▸ **WHAT TO WORK ON**
Transcribe the full listing below exactly.

# Start of RECORDS PROVIDED

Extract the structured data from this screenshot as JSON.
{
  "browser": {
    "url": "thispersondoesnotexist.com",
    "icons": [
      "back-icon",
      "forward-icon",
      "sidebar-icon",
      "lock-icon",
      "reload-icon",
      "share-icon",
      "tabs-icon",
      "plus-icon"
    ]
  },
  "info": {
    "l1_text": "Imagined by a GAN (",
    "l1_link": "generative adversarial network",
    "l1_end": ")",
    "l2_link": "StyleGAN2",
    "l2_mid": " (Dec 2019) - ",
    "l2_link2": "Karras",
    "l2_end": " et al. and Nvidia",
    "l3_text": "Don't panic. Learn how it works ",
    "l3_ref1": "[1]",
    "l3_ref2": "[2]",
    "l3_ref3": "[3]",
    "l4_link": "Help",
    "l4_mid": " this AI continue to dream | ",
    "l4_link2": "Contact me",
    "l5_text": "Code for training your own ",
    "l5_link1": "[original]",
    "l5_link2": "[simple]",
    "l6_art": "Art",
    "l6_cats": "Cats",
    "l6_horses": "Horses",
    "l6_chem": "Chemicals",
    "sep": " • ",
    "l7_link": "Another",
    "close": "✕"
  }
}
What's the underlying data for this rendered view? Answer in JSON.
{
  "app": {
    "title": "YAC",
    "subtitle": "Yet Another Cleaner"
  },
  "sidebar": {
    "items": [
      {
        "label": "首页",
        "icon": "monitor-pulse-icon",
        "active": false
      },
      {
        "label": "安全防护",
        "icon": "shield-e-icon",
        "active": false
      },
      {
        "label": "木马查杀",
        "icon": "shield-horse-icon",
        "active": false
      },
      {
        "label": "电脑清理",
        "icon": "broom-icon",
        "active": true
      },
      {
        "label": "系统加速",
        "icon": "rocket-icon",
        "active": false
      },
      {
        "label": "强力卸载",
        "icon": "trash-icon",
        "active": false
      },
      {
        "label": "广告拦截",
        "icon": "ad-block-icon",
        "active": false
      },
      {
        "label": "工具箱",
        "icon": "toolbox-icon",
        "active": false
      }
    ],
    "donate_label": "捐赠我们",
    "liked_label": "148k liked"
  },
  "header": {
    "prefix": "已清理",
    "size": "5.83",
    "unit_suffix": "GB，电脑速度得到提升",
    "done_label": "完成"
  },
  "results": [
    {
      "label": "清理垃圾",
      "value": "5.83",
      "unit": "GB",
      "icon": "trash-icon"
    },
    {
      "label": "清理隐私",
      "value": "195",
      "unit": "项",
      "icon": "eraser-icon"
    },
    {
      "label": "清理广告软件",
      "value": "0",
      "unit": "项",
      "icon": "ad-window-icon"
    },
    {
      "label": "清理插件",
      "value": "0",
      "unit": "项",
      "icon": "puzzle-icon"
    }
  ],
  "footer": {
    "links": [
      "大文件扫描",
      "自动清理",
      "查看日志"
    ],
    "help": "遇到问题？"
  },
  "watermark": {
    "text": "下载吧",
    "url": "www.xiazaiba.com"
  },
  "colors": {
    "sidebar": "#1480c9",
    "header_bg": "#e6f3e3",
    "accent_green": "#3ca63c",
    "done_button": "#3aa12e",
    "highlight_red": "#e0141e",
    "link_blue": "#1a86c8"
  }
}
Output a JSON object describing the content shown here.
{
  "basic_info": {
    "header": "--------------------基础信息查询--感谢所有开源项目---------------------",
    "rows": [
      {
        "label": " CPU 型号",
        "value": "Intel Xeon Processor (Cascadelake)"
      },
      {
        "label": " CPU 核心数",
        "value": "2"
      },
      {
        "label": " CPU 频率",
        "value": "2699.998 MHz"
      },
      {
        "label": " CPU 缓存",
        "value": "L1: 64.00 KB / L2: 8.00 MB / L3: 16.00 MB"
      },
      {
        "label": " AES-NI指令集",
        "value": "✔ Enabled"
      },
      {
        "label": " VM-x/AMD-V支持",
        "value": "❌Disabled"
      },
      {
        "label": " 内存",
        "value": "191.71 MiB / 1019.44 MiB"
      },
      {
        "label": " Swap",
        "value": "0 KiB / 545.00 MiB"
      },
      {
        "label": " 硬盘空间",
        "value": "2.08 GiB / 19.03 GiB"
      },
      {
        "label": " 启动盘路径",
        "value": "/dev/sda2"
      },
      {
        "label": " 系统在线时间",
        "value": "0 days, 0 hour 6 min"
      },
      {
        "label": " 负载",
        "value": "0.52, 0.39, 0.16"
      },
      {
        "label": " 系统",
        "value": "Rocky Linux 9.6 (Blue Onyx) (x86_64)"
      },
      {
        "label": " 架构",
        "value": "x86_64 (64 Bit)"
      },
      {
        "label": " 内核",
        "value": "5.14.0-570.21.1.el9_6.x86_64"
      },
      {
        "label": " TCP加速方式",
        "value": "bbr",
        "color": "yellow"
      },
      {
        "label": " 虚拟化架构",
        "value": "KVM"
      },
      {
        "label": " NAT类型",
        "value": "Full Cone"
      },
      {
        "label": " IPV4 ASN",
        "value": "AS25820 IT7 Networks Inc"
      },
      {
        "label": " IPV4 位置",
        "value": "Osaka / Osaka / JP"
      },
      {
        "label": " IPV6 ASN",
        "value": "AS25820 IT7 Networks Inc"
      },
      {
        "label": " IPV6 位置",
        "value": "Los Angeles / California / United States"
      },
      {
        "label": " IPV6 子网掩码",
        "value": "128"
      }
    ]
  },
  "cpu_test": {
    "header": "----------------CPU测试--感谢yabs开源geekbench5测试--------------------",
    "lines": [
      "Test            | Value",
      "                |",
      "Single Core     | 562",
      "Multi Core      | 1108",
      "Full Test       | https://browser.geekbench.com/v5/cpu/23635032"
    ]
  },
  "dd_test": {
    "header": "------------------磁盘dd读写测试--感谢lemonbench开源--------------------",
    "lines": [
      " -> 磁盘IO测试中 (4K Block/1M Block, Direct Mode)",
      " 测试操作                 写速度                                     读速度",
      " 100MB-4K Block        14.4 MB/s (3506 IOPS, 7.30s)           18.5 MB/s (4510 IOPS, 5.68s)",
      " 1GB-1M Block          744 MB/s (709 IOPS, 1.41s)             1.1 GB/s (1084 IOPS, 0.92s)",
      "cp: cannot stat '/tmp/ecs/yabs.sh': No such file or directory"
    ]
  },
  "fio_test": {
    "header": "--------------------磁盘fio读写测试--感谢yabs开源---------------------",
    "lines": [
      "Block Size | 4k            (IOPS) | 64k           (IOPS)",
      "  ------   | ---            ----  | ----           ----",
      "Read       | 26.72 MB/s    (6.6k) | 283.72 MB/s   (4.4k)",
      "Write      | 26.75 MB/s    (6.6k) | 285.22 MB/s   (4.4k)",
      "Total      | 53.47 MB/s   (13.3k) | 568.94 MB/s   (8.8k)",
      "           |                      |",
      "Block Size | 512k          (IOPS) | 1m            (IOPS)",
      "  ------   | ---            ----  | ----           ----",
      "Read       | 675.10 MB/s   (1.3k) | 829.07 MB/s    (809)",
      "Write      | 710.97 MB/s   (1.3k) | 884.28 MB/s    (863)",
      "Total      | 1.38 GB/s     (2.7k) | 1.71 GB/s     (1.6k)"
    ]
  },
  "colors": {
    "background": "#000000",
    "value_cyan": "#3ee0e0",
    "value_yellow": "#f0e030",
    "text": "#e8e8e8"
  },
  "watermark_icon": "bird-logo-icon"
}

# End of RECORDS PROVIDED

▸ **WRITTEN RESPONSE**
Extract the structured data from this screenshot as JSON.
{
  "browser": {
    "url": "thispersondoesnotexist.com",
    "icons": [
      "back-icon",
      "forward-icon",
      "sidebar-icon",
      "lock-icon",
      "reload-icon",
      "share-icon",
      "tabs-icon",
      "plus-icon"
    ]
  },
  "info": {
    "l1_text": "Imagined by a GAN (",
    "l1_link": "generative adversarial network",
    "l1_end": ")",
    "l2_link": "StyleGAN2",
    "l2_mid": " (Dec 2019) - ",
    "l2_link2": "Karras",
    "l2_end": " et al. and Nvidia",
    "l3_text": "Don't panic. Learn how it works ",
    "l3_ref1": "[1]",
    "l3_ref2": "[2]",
    "l3_ref3": "[3]",
    "l4_link": "Help",
    "l4_mid": " this AI continue to dream | ",
    "l4_link2": "Contact me",
    "l5_text": "Code for training your own ",
    "l5_link1": "[original]",
    "l5_link2": "[simple]",
    "l6_art": "Art",
    "l6_cats": "Cats",
    "l6_horses": "Horses",
    "l6_chem": "Chemicals",
    "sep": " • ",
    "l7_link": "Another",
    "close": "✕"
  }
}
What's the underlying data for this rendered view? Answer in JSON.
{
  "app": {
    "title": "YAC",
    "subtitle": "Yet Another Cleaner"
  },
  "sidebar": {
    "items": [
      {
        "label": "首页",
        "icon": "monitor-pulse-icon",
        "active": false
      },
      {
        "label": "安全防护",
        "icon": "shield-e-icon",
        "active": false
      },
      {
        "label": "木马查杀",
        "icon": "shield-horse-icon",
        "active": false
      },
      {
        "label": "电脑清理",
        "icon": "broom-icon",
        "active": true
      },
      {
        "label": "系统加速",
        "icon": "rocket-icon",
        "active": false
      },
      {
        "label": "强力卸载",
        "icon": "trash-icon",
        "active": false
      },
      {
        "label": "广告拦截",
        "icon": "ad-block-icon",
        "active": false
      },
      {
        "label": "工具箱",
        "icon": "toolbox-icon",
        "active": false
      }
    ],
    "donate_label": "捐赠我们",
    "liked_label": "148k liked"
  },
  "header": {
    "prefix": "已清理",
    "size": "5.83",
    "unit_suffix": "GB，电脑速度得到提升",
    "done_label": "完成"
  },
  "results": [
    {
      "label": "清理垃圾",
      "value": "5.83",
      "unit": "GB",
      "icon": "trash-icon"
    },
    {
      "label": "清理隐私",
      "value": "195",
      "unit": "项",
      "icon": "eraser-icon"
    },
    {
      "label": "清理广告软件",
      "value": "0",
      "unit": "项",
      "icon": "ad-window-icon"
    },
    {
      "label": "清理插件",
      "value": "0",
      "unit": "项",
      "icon": "puzzle-icon"
    }
  ],
  "footer": {
    "links": [
      "大文件扫描",
      "自动清理",
      "查看日志"
    ],
    "help": "遇到问题？"
  },
  "watermark": {
    "text": "下载吧",
    "url": "www.xiazaiba.com"
  },
  "colors": {
    "sidebar": "#1480c9",
    "header_bg": "#e6f3e3",
    "accent_green": "#3ca63c",
    "done_button": "#3aa12e",
    "highlight_red": "#e0141e",
    "link_blue": "#1a86c8"
  }
}
Output a JSON object describing the content shown here.
{
  "basic_info": {
    "header": "--------------------基础信息查询--感谢所有开源项目---------------------",
    "rows": [
      {
        "label": " CPU 型号",
        "value": "Intel Xeon Processor (Cascadelake)"
      },
      {
        "label": " CPU 核心数",
        "value": "2"
      },
      {
        "label": " CPU 频率",
        "value": "2699.998 MHz"
      },
      {
        "label": " CPU 缓存",
        "value": "L1: 64.00 KB / L2: 8.00 MB / L3: 16.00 MB"
      },
      {
        "label": " AES-NI指令集",
        "value": "✔ Enabled"
      },
      {
        "label": " VM-x/AMD-V支持",
        "value": "❌Disabled"
      },
      {
        "label": " 内存",
        "value": "191.71 MiB / 1019.44 MiB"
      },
      {
        "label": " Swap",
        "value": "0 KiB / 545.00 MiB"
      },
      {
        "label": " 硬盘空间",
        "value": "2.08 GiB / 19.03 GiB"
      },
      {
        "label": " 启动盘路径",
        "value": "/dev/sda2"
      },
      {
        "label": " 系统在线时间",
        "value": "0 days, 0 hour 6 min"
      },
      {
        "label": " 负载",
        "value": "0.52, 0.39, 0.16"
      },
      {
        "label": " 系统",
        "value": "Rocky Linux 9.6 (Blue Onyx) (x86_64)"
      },
      {
        "label": " 架构",
        "value": "x86_64 (64 Bit)"
      },
      {
        "label": " 内核",
        "value": "5.14.0-570.21.1.el9_6.x86_64"
      },
      {
        "label": " TCP加速方式",
        "value": "bbr",
        "color": "yellow"
      },
      {
        "label": " 虚拟化架构",
        "value": "KVM"
      },
      {
        "label": " NAT类型",
        "value": "Full Cone"
      },
      {
        "label": " IPV4 ASN",
        "value": "AS25820 IT7 Networks Inc"
      },
      {
        "label": " IPV4 位置",
        "value": "Osaka / Osaka / JP"
      },
      {
        "label": " IPV6 ASN",
        "value": "AS25820 IT7 Networks Inc"
      },
      {
        "label": " IPV6 位置",
        "value": "Los Angeles / California / United States"
      },
      {
        "label": " IPV6 子网掩码",
        "value": "128"
      }
    ]
  },
  "cpu_test": {
    "header": "----------------CPU测试--感谢yabs开源geekbench5测试--------------------",
    "lines": [
      "Test            | Value",
      "                |",
      "Single Core     | 562",
      "Multi Core      | 1108",
      "Full Test       | https://browser.geekbench.com/v5/cpu/23635032"
    ]
  },
  "dd_test": {
    "header": "------------------磁盘dd读写测试--感谢lemonbench开源--------------------",
    "lines": [
      " -> 磁盘IO测试中 (4K Block/1M Block, Direct Mode)",
      " 测试操作                 写速度                                     读速度",
      " 100MB-4K Block        14.4 MB/s (3506 IOPS, 7.30s)           18.5 MB/s (4510 IOPS, 5.68s)",
      " 1GB-1M Block          744 MB/s (709 IOPS, 1.41s)             1.1 GB/s (1084 IOPS, 0.92s)",
      "cp: cannot stat '/tmp/ecs/yabs.sh': No such file or directory"
    ]
  },
  "fio_test": {
    "header": "--------------------磁盘fio读写测试--感谢yabs开源---------------------",
    "lines": [
      "Block Size | 4k            (IOPS) | 64k           (IOPS)",
      "  ------   | ---            ----  | ----           ----",
      "Read       | 26.72 MB/s    (6.6k) | 283.72 MB/s   (4.4k)",
      "Write      | 26.75 MB/s    (6.6k) | 285.22 MB/s   (4.4k)",
      "Total      | 53.47 MB/s   (13.3k) | 568.94 MB/s   (8.8k)",
      "           |                      |",
      "Block Size | 512k          (IOPS) | 1m            (IOPS)",
      "  ------   | ---            ----  | ----           ----",
      "Read       | 675.10 MB/s   (1.3k) | 829.07 MB/s    (809)",
      "Write      | 710.97 MB/s   (1.3k) | 884.28 MB/s    (863)",
      "Total      | 1.38 GB/s     (2.7k) | 1.71 GB/s     (1.6k)"
    ]
  },
  "colors": {
    "background": "#000000",
    "value_cyan": "#3ee0e0",
    "value_yellow": "#f0e030",
    "text": "#e8e8e8"
  },
  "watermark_icon": "bird-logo-icon"
}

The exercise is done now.